**Assignment**
List all lines of the data that include the string "image".

**Available records**
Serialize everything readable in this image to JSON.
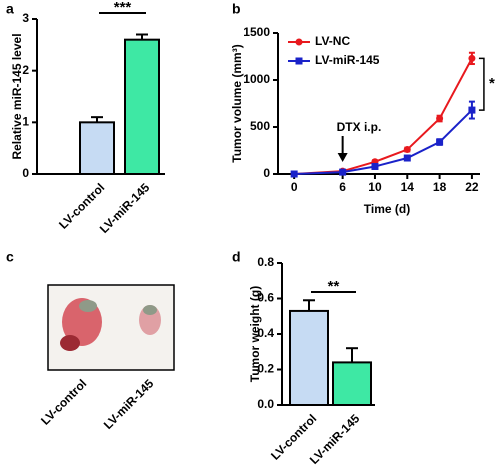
{
  "chart_data": [
    {
      "type": "bar",
      "panel": "a",
      "ylabel": "Relative miR-145 level",
      "categories": [
        "LV-control",
        "LV-miR-145"
      ],
      "values": [
        1.0,
        2.6
      ],
      "errors": [
        0.1,
        0.1
      ],
      "colors": [
        "#c6dbf3",
        "#3ee8a4"
      ],
      "ylim": [
        0,
        3
      ],
      "yticks": [
        0,
        1,
        2,
        3
      ],
      "significance": "***"
    },
    {
      "type": "line",
      "panel": "b",
      "xlabel": "Time (d)",
      "ylabel": "Tumor volume (mm³)",
      "x": [
        0,
        6,
        10,
        14,
        18,
        22
      ],
      "xlim": [
        -2,
        23
      ],
      "xticks": [
        0,
        6,
        10,
        14,
        18,
        22
      ],
      "ylim": [
        0,
        1500
      ],
      "yticks": [
        0,
        500,
        1000,
        1500
      ],
      "series": [
        {
          "name": "LV-NC",
          "color": "#e8191e",
          "values": [
            0,
            30,
            130,
            260,
            590,
            1230
          ],
          "errors": [
            5,
            8,
            15,
            20,
            30,
            60
          ]
        },
        {
          "name": "LV-miR-145",
          "color": "#1a22c9",
          "values": [
            0,
            20,
            80,
            170,
            340,
            680
          ],
          "errors": [
            5,
            6,
            10,
            15,
            30,
            90
          ]
        }
      ],
      "annotation": "DTX i.p.",
      "significance": "*"
    },
    {
      "type": "image",
      "panel": "c",
      "categories": [
        "LV-control",
        "LV-miR-145"
      ]
    },
    {
      "type": "bar",
      "panel": "d",
      "ylabel": "Tumor weight (g)",
      "categories": [
        "LV-control",
        "LV-miR-145"
      ],
      "values": [
        0.53,
        0.24
      ],
      "errors": [
        0.06,
        0.08
      ],
      "colors": [
        "#c6dbf3",
        "#3ee8a4"
      ],
      "ylim": [
        0,
        0.8
      ],
      "yticks": [
        {
          "value": 0,
          "label": "0.0"
        },
        0.2,
        0.4,
        0.6,
        0.8
      ],
      "significance": "**"
    }
  ]
}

**Exercise solution**
Serialize everything readable in this image to JSON.
      "type": "image",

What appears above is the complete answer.